Provide nothing beyond the count of lines that include the string "Latitude".
- - -
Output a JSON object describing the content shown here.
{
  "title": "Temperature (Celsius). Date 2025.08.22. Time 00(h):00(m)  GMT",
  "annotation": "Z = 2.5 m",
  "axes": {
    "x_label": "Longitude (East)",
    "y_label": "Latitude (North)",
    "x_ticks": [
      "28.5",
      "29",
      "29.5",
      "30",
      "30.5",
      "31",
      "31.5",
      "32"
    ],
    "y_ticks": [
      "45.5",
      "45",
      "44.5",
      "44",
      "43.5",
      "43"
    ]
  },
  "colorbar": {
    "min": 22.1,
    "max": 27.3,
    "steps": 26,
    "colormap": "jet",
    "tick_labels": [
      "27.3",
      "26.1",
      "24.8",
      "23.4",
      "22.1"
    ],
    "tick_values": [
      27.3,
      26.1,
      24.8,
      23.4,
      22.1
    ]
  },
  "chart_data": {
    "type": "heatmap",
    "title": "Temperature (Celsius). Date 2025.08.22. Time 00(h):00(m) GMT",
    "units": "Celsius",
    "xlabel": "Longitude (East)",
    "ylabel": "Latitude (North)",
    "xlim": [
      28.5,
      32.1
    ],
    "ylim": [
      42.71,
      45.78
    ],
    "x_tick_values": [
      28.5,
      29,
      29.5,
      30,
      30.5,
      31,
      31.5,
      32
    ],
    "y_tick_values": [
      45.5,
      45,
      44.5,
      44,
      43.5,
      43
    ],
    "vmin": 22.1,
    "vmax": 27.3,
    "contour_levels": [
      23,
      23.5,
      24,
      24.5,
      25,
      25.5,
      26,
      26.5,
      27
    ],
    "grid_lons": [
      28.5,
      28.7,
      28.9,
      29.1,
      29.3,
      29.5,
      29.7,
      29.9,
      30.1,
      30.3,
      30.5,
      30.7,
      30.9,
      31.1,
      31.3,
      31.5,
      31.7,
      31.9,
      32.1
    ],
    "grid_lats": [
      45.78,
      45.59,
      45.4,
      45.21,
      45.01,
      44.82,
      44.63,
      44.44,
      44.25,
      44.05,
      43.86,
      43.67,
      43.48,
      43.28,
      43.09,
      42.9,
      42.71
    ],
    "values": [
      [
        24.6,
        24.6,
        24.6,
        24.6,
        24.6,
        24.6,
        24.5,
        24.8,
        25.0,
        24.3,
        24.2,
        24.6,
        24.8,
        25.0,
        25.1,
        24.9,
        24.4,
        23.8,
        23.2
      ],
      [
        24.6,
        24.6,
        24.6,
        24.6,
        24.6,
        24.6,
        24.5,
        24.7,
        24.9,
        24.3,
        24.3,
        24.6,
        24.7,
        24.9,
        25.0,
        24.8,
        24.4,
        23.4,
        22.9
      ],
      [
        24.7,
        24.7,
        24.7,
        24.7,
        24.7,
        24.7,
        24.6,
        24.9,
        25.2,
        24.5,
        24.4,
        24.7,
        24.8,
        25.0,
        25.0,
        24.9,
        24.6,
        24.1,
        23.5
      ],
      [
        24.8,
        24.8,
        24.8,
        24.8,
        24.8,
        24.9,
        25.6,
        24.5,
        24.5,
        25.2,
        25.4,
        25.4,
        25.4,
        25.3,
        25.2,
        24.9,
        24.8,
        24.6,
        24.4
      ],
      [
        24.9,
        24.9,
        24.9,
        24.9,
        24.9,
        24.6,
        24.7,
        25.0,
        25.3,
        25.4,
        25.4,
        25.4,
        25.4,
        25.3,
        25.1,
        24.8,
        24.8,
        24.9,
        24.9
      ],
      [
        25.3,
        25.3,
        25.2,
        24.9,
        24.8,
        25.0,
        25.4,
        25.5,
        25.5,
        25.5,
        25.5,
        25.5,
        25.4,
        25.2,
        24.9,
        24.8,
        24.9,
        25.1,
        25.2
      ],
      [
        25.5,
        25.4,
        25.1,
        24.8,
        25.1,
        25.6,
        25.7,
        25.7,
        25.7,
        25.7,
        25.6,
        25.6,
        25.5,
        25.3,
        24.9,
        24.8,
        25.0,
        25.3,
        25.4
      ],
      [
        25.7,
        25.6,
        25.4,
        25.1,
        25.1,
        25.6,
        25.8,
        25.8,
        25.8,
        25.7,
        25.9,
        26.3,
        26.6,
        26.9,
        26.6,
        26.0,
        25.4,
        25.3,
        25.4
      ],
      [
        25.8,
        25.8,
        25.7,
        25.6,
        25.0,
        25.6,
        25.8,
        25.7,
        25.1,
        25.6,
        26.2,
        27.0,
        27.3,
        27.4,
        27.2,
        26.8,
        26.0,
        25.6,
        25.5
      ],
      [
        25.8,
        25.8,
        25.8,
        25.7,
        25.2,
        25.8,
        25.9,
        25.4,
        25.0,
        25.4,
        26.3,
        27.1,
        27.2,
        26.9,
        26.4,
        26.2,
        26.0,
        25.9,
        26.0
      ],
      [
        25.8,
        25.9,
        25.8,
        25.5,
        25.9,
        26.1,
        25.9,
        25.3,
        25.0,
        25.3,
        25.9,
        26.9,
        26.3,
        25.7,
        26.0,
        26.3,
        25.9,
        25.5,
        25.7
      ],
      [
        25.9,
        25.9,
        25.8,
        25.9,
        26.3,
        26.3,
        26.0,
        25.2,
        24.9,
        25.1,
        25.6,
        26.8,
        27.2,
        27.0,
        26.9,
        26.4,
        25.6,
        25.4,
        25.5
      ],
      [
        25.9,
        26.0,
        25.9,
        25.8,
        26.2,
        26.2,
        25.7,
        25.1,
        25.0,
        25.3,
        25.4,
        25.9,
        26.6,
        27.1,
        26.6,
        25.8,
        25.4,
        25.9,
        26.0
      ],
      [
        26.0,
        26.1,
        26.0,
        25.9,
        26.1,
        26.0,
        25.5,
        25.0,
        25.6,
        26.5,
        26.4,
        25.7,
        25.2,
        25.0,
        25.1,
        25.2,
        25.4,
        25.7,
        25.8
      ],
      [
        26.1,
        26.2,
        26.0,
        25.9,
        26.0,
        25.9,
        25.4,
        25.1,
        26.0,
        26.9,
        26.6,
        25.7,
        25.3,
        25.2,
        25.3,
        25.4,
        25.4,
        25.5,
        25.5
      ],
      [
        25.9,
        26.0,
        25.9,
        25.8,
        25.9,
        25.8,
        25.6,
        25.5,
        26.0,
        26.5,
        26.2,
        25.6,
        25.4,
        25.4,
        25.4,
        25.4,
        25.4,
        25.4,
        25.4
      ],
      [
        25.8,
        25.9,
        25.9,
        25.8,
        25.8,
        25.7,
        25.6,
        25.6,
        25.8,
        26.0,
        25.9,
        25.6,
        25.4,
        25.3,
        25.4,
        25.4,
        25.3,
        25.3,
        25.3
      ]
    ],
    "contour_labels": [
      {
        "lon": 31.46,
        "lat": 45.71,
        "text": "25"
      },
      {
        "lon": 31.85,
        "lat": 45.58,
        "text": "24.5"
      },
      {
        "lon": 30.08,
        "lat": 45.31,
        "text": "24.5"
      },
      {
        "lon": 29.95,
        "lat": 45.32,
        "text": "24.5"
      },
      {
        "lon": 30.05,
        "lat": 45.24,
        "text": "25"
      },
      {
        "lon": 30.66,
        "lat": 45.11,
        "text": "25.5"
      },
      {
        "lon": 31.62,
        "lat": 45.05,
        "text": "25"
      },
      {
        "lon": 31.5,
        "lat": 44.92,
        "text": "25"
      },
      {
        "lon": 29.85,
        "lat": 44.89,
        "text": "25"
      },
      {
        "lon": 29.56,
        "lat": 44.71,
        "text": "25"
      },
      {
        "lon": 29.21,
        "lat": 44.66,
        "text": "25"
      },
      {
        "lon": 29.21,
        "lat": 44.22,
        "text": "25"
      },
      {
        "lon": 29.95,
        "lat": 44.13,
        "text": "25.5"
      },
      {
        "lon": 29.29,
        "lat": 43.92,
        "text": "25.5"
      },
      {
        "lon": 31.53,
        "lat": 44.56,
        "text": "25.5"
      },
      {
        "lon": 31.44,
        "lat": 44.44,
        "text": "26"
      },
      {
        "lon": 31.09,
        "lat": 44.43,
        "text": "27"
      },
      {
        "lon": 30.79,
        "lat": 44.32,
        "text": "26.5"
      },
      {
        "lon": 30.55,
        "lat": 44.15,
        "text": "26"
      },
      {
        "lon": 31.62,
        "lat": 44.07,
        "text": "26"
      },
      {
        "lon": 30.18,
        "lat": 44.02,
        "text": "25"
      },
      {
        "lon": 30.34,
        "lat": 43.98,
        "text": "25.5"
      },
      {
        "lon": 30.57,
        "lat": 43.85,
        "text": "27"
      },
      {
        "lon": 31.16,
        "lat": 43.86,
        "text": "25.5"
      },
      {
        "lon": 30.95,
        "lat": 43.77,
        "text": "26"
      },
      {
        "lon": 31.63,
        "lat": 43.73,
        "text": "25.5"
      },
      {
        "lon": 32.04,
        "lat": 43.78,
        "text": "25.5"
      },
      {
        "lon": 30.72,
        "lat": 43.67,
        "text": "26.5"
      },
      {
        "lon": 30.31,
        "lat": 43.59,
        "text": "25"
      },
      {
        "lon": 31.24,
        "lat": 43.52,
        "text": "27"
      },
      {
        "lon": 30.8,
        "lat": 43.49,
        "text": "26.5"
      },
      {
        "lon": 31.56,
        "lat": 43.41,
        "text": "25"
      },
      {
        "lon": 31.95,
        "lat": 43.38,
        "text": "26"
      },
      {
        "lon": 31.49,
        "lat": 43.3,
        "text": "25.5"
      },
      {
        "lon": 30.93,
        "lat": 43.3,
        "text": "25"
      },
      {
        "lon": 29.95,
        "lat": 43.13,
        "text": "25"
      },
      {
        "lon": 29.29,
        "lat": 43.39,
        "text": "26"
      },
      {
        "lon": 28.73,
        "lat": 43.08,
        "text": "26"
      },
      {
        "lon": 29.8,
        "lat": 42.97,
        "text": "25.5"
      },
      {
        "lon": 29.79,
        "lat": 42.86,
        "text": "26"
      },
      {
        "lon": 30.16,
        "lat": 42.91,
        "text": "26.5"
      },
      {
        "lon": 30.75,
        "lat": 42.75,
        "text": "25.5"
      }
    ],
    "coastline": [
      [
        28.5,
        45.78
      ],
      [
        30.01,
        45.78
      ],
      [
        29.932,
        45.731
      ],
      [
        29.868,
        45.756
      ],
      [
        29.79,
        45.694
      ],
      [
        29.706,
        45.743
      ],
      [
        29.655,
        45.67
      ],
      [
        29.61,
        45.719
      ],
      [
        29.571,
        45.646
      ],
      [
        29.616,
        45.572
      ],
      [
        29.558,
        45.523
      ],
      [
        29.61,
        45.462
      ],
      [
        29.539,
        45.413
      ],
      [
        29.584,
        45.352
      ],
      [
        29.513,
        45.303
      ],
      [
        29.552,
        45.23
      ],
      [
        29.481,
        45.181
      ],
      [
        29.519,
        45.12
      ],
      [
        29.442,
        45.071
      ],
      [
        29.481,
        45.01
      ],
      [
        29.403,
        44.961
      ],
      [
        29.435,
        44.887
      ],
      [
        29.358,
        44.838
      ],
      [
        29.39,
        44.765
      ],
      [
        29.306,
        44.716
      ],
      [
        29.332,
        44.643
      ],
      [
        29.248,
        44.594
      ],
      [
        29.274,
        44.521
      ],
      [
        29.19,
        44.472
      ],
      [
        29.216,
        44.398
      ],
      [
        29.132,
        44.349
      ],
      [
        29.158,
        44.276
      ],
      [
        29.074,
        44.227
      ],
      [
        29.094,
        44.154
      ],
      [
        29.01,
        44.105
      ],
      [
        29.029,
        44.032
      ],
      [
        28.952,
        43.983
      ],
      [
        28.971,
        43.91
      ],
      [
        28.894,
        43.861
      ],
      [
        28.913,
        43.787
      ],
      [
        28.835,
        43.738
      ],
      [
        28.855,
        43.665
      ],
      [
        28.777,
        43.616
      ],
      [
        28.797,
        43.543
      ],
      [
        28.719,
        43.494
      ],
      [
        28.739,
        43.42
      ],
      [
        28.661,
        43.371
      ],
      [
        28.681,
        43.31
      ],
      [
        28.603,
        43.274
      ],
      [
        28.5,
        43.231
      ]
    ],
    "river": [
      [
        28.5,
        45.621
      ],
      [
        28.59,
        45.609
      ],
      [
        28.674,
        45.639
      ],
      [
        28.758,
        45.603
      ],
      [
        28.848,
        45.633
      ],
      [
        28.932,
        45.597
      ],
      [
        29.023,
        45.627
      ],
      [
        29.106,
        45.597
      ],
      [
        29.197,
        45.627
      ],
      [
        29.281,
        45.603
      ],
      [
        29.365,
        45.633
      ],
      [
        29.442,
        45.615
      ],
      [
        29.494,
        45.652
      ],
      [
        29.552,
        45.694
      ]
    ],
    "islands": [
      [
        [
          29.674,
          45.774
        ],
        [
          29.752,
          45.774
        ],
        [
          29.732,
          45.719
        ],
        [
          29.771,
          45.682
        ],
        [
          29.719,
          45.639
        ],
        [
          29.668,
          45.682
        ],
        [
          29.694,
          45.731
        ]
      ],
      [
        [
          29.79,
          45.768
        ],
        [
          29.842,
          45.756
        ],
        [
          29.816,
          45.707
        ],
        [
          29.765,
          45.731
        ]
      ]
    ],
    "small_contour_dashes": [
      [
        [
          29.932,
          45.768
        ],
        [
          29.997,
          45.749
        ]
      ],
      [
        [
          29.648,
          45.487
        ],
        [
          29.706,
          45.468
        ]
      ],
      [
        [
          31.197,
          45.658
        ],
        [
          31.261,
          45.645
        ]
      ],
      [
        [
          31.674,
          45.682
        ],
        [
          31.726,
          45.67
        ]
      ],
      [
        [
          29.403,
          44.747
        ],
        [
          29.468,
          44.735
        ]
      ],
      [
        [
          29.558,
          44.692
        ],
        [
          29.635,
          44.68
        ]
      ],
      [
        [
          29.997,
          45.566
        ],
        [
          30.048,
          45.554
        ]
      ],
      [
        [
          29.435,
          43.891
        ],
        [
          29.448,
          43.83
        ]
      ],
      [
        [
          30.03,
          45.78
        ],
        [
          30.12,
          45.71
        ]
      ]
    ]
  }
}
- - -
▶ _TASK OUTPUT_
2